**GIVEN DATA**
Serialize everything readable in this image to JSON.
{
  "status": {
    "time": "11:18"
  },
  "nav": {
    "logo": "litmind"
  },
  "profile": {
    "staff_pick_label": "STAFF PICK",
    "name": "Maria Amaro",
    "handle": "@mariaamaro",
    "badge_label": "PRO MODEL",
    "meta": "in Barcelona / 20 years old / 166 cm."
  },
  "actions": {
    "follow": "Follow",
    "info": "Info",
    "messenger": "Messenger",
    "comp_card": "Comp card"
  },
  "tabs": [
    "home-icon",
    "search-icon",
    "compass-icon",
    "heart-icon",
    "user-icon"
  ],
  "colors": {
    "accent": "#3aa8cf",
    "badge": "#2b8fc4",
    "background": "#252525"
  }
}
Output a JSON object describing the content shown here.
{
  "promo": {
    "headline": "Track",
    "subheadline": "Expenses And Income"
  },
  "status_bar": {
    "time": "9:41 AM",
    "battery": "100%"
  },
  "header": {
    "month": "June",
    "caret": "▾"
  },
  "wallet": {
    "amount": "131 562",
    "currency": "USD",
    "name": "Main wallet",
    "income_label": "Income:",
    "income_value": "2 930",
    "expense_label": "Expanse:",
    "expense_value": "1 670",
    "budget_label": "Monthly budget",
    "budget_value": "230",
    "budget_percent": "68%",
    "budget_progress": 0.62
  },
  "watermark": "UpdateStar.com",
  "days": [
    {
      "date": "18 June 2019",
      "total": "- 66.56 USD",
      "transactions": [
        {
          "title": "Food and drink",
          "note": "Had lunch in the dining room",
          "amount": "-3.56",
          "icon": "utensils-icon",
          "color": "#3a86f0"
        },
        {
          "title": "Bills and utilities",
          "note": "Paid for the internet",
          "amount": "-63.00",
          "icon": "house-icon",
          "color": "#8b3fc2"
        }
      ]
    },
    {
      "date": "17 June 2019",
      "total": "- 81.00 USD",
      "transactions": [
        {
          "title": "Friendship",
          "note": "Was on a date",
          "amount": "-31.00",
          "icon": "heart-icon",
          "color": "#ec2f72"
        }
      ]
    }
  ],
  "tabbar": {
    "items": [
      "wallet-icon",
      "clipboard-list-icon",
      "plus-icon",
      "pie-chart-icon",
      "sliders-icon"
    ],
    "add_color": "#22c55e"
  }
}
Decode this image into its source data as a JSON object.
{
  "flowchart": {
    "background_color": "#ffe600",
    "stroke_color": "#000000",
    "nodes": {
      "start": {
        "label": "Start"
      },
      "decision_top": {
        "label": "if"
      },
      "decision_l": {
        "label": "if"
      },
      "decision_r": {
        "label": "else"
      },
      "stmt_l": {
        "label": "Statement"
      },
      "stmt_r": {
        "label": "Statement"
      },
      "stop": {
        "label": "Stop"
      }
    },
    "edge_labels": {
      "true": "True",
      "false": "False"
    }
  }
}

**STATED TASK**
Tally the lines containing "image". Provide the number without any other words.

**REPLY**
2